* AIM
Omit all images. Write out the rest of the material exactly.

* RECORDS SHOWN
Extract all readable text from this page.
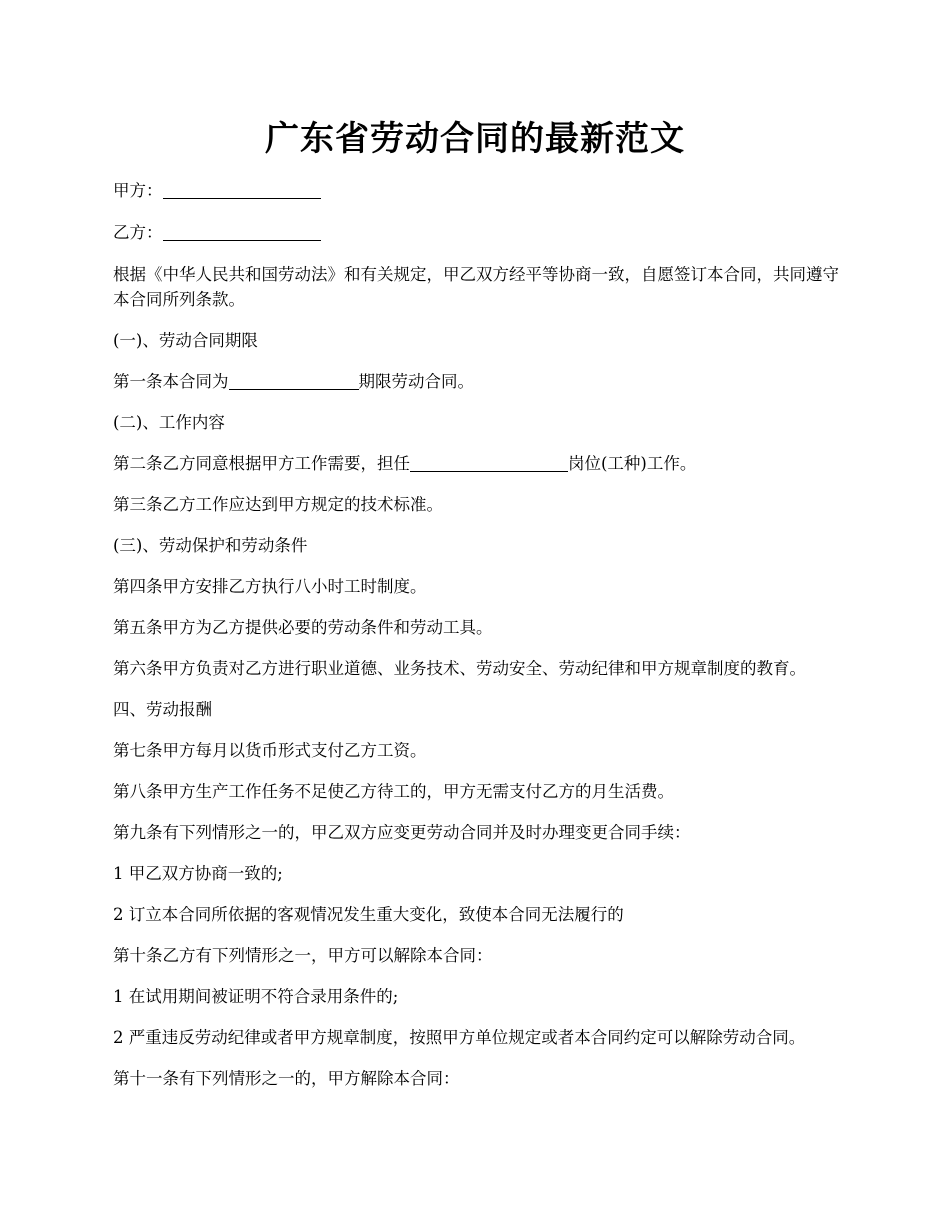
广东省劳动合同的最新范文

甲方：

乙方：

根据《中华人民共和国劳动法》和有关规定，甲乙双方经平等协商一致，自愿签订本合同，共同遵守本合同所列条款。

(一)、劳动合同期限

第一条本合同为	期限劳动合同。

(二)、工作内容

第二条乙方同意根据甲方工作需要，担任	岗位(工种)工作。

第三条乙方工作应达到甲方规定的技术标准。

(三)、劳动保护和劳动条件

第四条甲方安排乙方执行八小时工时制度。

第五条甲方为乙方提供必要的劳动条件和劳动工具。

第六条甲方负责对乙方进行职业道德、业务技术、劳动安全、劳动纪律和甲方规章制度的教育。

四、劳动报酬

第七条甲方每月以货币形式支付乙方工资。

第八条甲方生产工作任务不足使乙方待工的，甲方无需支付乙方的月生活费。

第九条有下列情形之一的，甲乙双方应变更劳动合同并及时办理变更合同手续：

1 甲乙双方协商一致的;

2 订立本合同所依据的客观情况发生重大变化，致使本合同无法履行的

第十条乙方有下列情形之一，甲方可以解除本合同：

1 在试用期间被证明不符合录用条件的;

2 严重违反劳动纪律或者甲方规章制度，按照甲方单位规定或者本合同约定可以解除劳动合同。

第十一条有下列情形之一的，甲方解除本合同：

* TASK SOLUTION
Extract all readable text from this page.
广东省劳动合同的最新范文

甲方：

乙方：

根据《中华人民共和国劳动法》和有关规定，甲乙双方经平等协商一致，自愿签订本合同，共同遵守本合同所列条款。

(一)、劳动合同期限

第一条本合同为	期限劳动合同。

(二)、工作内容

第二条乙方同意根据甲方工作需要，担任	岗位(工种)工作。

第三条乙方工作应达到甲方规定的技术标准。

(三)、劳动保护和劳动条件

第四条甲方安排乙方执行八小时工时制度。

第五条甲方为乙方提供必要的劳动条件和劳动工具。

第六条甲方负责对乙方进行职业道德、业务技术、劳动安全、劳动纪律和甲方规章制度的教育。

四、劳动报酬

第七条甲方每月以货币形式支付乙方工资。

第八条甲方生产工作任务不足使乙方待工的，甲方无需支付乙方的月生活费。

第九条有下列情形之一的，甲乙双方应变更劳动合同并及时办理变更合同手续：

1 甲乙双方协商一致的;

2 订立本合同所依据的客观情况发生重大变化，致使本合同无法履行的

第十条乙方有下列情形之一，甲方可以解除本合同：

1 在试用期间被证明不符合录用条件的;

2 严重违反劳动纪律或者甲方规章制度，按照甲方单位规定或者本合同约定可以解除劳动合同。

第十一条有下列情形之一的，甲方解除本合同：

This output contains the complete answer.